Collected data entries
···

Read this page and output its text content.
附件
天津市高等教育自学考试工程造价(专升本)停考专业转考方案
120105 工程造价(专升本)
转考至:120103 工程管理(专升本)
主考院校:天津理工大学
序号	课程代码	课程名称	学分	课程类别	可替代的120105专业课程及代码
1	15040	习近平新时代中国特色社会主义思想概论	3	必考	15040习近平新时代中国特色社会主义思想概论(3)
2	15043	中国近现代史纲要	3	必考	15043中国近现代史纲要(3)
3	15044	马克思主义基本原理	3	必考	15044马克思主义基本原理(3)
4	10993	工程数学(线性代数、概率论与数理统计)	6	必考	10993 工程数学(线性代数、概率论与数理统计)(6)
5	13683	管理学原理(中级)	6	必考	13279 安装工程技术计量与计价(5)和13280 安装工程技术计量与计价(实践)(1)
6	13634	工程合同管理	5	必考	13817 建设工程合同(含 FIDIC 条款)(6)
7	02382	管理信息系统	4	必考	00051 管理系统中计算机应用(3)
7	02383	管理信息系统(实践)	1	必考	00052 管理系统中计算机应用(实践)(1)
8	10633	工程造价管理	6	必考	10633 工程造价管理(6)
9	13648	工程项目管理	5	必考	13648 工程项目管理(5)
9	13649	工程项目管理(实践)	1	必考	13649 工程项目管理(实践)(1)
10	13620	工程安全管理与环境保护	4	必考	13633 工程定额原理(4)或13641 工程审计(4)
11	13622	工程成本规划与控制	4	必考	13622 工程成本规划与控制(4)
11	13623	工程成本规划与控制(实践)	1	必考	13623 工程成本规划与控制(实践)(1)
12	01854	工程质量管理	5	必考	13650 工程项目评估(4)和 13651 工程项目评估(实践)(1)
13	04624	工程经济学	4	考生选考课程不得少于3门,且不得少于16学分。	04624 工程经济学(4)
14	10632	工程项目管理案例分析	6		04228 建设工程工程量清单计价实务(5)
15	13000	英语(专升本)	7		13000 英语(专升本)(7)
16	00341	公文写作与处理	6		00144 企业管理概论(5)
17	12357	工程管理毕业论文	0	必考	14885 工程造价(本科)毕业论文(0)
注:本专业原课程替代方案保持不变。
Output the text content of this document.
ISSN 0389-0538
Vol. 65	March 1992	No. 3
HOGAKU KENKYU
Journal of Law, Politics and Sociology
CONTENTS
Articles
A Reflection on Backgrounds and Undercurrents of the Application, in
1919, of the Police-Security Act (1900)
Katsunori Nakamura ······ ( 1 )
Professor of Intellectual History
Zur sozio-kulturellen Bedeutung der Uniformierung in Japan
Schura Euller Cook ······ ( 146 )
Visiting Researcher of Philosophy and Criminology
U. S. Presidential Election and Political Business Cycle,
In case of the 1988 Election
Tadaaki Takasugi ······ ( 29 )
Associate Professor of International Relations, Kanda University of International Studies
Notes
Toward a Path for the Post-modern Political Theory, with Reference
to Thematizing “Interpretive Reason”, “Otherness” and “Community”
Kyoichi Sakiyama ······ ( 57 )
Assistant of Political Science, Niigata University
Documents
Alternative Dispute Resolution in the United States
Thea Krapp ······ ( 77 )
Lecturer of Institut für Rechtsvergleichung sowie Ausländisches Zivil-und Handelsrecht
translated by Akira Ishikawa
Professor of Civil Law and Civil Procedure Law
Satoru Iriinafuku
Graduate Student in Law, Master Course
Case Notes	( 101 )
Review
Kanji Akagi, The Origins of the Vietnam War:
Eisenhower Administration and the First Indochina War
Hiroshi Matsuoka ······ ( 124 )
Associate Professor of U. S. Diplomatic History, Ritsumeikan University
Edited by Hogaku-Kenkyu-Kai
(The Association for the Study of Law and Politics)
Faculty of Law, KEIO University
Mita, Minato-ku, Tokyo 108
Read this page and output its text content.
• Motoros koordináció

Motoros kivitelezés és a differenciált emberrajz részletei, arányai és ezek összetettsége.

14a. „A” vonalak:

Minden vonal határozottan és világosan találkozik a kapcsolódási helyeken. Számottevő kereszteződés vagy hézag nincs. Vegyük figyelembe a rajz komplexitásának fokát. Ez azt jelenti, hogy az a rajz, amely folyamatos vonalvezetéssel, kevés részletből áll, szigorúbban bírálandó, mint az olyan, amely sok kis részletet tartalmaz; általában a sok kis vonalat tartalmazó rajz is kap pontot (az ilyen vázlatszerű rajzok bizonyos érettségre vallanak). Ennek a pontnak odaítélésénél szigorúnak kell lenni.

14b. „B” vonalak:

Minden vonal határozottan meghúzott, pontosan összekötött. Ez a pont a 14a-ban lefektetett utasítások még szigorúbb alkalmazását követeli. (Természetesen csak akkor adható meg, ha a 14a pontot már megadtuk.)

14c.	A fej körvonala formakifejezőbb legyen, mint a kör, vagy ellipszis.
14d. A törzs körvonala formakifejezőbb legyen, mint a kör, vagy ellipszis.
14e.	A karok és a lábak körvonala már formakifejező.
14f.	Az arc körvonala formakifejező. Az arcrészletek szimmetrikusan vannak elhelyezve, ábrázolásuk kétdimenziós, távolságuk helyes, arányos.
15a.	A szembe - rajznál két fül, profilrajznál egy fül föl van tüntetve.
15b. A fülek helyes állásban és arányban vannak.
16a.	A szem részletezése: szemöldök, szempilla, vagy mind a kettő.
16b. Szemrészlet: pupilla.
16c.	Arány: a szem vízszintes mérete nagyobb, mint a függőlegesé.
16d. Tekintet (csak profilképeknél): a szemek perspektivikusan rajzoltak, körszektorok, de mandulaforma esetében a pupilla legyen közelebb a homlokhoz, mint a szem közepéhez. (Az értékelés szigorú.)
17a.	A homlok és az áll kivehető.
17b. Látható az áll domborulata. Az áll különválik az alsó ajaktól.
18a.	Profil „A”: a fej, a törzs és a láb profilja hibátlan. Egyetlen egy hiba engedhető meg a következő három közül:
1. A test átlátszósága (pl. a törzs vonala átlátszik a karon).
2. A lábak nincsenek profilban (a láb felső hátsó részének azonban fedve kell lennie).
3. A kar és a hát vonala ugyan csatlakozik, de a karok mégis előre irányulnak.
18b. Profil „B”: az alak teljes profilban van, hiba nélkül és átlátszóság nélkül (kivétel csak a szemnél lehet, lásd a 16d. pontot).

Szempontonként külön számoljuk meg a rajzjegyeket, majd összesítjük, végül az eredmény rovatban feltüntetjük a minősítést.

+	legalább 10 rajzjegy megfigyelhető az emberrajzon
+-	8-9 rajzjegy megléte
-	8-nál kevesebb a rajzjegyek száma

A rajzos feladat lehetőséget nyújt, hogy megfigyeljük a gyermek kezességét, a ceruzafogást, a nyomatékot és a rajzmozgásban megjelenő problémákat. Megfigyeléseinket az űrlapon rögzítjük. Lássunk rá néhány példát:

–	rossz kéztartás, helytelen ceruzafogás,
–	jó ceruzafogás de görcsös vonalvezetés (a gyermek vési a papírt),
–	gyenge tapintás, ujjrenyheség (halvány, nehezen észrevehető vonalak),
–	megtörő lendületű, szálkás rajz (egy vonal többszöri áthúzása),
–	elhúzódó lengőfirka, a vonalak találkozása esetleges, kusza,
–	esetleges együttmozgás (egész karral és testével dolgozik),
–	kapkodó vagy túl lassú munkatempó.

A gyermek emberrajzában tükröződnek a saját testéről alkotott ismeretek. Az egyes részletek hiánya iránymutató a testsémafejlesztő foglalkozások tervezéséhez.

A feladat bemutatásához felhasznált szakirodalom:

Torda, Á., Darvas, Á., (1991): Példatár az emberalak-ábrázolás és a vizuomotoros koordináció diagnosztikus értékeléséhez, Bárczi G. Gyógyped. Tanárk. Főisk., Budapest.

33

···

Request |
Repeat the material above in full, keeping every word.

Full solution |
Read this page and output its text content.
附件
天津市高等教育自学考试工程造价(专升本)停考专业转考方案
120105 工程造价(专升本)
转考至:120103 工程管理(专升本)
主考院校:天津理工大学
序号	课程代码	课程名称	学分	课程类别	可替代的120105专业课程及代码
1	15040	习近平新时代中国特色社会主义思想概论	3	必考	15040习近平新时代中国特色社会主义思想概论(3)
2	15043	中国近现代史纲要	3	必考	15043中国近现代史纲要(3)
3	15044	马克思主义基本原理	3	必考	15044马克思主义基本原理(3)
4	10993	工程数学(线性代数、概率论与数理统计)	6	必考	10993 工程数学(线性代数、概率论与数理统计)(6)
5	13683	管理学原理(中级)	6	必考	13279 安装工程技术计量与计价(5)和13280 安装工程技术计量与计价(实践)(1)
6	13634	工程合同管理	5	必考	13817 建设工程合同(含 FIDIC 条款)(6)
7	02382	管理信息系统	4	必考	00051 管理系统中计算机应用(3)
7	02383	管理信息系统(实践)	1	必考	00052 管理系统中计算机应用(实践)(1)
8	10633	工程造价管理	6	必考	10633 工程造价管理(6)
9	13648	工程项目管理	5	必考	13648 工程项目管理(5)
9	13649	工程项目管理(实践)	1	必考	13649 工程项目管理(实践)(1)
10	13620	工程安全管理与环境保护	4	必考	13633 工程定额原理(4)或13641 工程审计(4)
11	13622	工程成本规划与控制	4	必考	13622 工程成本规划与控制(4)
11	13623	工程成本规划与控制(实践)	1	必考	13623 工程成本规划与控制(实践)(1)
12	01854	工程质量管理	5	必考	13650 工程项目评估(4)和 13651 工程项目评估(实践)(1)
13	04624	工程经济学	4	考生选考课程不得少于3门,且不得少于16学分。	04624 工程经济学(4)
14	10632	工程项目管理案例分析	6		04228 建设工程工程量清单计价实务(5)
15	13000	英语(专升本)	7		13000 英语(专升本)(7)
16	00341	公文写作与处理	6		00144 企业管理概论(5)
17	12357	工程管理毕业论文	0	必考	14885 工程造价(本科)毕业论文(0)
注:本专业原课程替代方案保持不变。
Output the text content of this document.
ISSN 0389-0538
Vol. 65	March 1992	No. 3
HOGAKU KENKYU
Journal of Law, Politics and Sociology
CONTENTS
Articles
A Reflection on Backgrounds and Undercurrents of the Application, in
1919, of the Police-Security Act (1900)
Katsunori Nakamura ······ ( 1 )
Professor of Intellectual History
Zur sozio-kulturellen Bedeutung der Uniformierung in Japan
Schura Euller Cook ······ ( 146 )
Visiting Researcher of Philosophy and Criminology
U. S. Presidential Election and Political Business Cycle,
In case of the 1988 Election
Tadaaki Takasugi ······ ( 29 )
Associate Professor of International Relations, Kanda University of International Studies
Notes
Toward a Path for the Post-modern Political Theory, with Reference
to Thematizing “Interpretive Reason”, “Otherness” and “Community”
Kyoichi Sakiyama ······ ( 57 )
Assistant of Political Science, Niigata University
Documents
Alternative Dispute Resolution in the United States
Thea Krapp ······ ( 77 )
Lecturer of Institut für Rechtsvergleichung sowie Ausländisches Zivil-und Handelsrecht
translated by Akira Ishikawa
Professor of Civil Law and Civil Procedure Law
Satoru Iriinafuku
Graduate Student in Law, Master Course
Case Notes	( 101 )
Review
Kanji Akagi, The Origins of the Vietnam War:
Eisenhower Administration and the First Indochina War
Hiroshi Matsuoka ······ ( 124 )
Associate Professor of U. S. Diplomatic History, Ritsumeikan University
Edited by Hogaku-Kenkyu-Kai
(The Association for the Study of Law and Politics)
Faculty of Law, KEIO University
Mita, Minato-ku, Tokyo 108
Read this page and output its text content.
• Motoros koordináció

Motoros kivitelezés és a differenciált emberrajz részletei, arányai és ezek összetettsége.

14a. „A” vonalak:

Minden vonal határozottan és világosan találkozik a kapcsolódási helyeken. Számottevő kereszteződés vagy hézag nincs. Vegyük figyelembe a rajz komplexitásának fokát. Ez azt jelenti, hogy az a rajz, amely folyamatos vonalvezetéssel, kevés részletből áll, szigorúbban bírálandó, mint az olyan, amely sok kis részletet tartalmaz; általában a sok kis vonalat tartalmazó rajz is kap pontot (az ilyen vázlatszerű rajzok bizonyos érettségre vallanak). Ennek a pontnak odaítélésénél szigorúnak kell lenni.

14b. „B” vonalak:

Minden vonal határozottan meghúzott, pontosan összekötött. Ez a pont a 14a-ban lefektetett utasítások még szigorúbb alkalmazását követeli. (Természetesen csak akkor adható meg, ha a 14a pontot már megadtuk.)

14c.	A fej körvonala formakifejezőbb legyen, mint a kör, vagy ellipszis.
14d. A törzs körvonala formakifejezőbb legyen, mint a kör, vagy ellipszis.
14e.	A karok és a lábak körvonala már formakifejező.
14f.	Az arc körvonala formakifejező. Az arcrészletek szimmetrikusan vannak elhelyezve, ábrázolásuk kétdimenziós, távolságuk helyes, arányos.
15a.	A szembe - rajznál két fül, profilrajznál egy fül föl van tüntetve.
15b. A fülek helyes állásban és arányban vannak.
16a.	A szem részletezése: szemöldök, szempilla, vagy mind a kettő.
16b. Szemrészlet: pupilla.
16c.	Arány: a szem vízszintes mérete nagyobb, mint a függőlegesé.
16d. Tekintet (csak profilképeknél): a szemek perspektivikusan rajzoltak, körszektorok, de mandulaforma esetében a pupilla legyen közelebb a homlokhoz, mint a szem közepéhez. (Az értékelés szigorú.)
17a.	A homlok és az áll kivehető.
17b. Látható az áll domborulata. Az áll különválik az alsó ajaktól.
18a.	Profil „A”: a fej, a törzs és a láb profilja hibátlan. Egyetlen egy hiba engedhető meg a következő három közül:
1. A test átlátszósága (pl. a törzs vonala átlátszik a karon).
2. A lábak nincsenek profilban (a láb felső hátsó részének azonban fedve kell lennie).
3. A kar és a hát vonala ugyan csatlakozik, de a karok mégis előre irányulnak.
18b. Profil „B”: az alak teljes profilban van, hiba nélkül és átlátszóság nélkül (kivétel csak a szemnél lehet, lásd a 16d. pontot).

Szempontonként külön számoljuk meg a rajzjegyeket, majd összesítjük, végül az eredmény rovatban feltüntetjük a minősítést.

+	legalább 10 rajzjegy megfigyelhető az emberrajzon
+-	8-9 rajzjegy megléte
-	8-nál kevesebb a rajzjegyek száma

A rajzos feladat lehetőséget nyújt, hogy megfigyeljük a gyermek kezességét, a ceruzafogást, a nyomatékot és a rajzmozgásban megjelenő problémákat. Megfigyeléseinket az űrlapon rögzítjük. Lássunk rá néhány példát:

–	rossz kéztartás, helytelen ceruzafogás,
–	jó ceruzafogás de görcsös vonalvezetés (a gyermek vési a papírt),
–	gyenge tapintás, ujjrenyheség (halvány, nehezen észrevehető vonalak),
–	megtörő lendületű, szálkás rajz (egy vonal többszöri áthúzása),
–	elhúzódó lengőfirka, a vonalak találkozása esetleges, kusza,
–	esetleges együttmozgás (egész karral és testével dolgozik),
–	kapkodó vagy túl lassú munkatempó.

A gyermek emberrajzában tükröződnek a saját testéről alkotott ismeretek. Az egyes részletek hiánya iránymutató a testsémafejlesztő foglalkozások tervezéséhez.

A feladat bemutatásához felhasznált szakirodalom:

Torda, Á., Darvas, Á., (1991): Példatár az emberalak-ábrázolás és a vizuomotoros koordináció diagnosztikus értékeléséhez, Bárczi G. Gyógyped. Tanárk. Főisk., Budapest.

33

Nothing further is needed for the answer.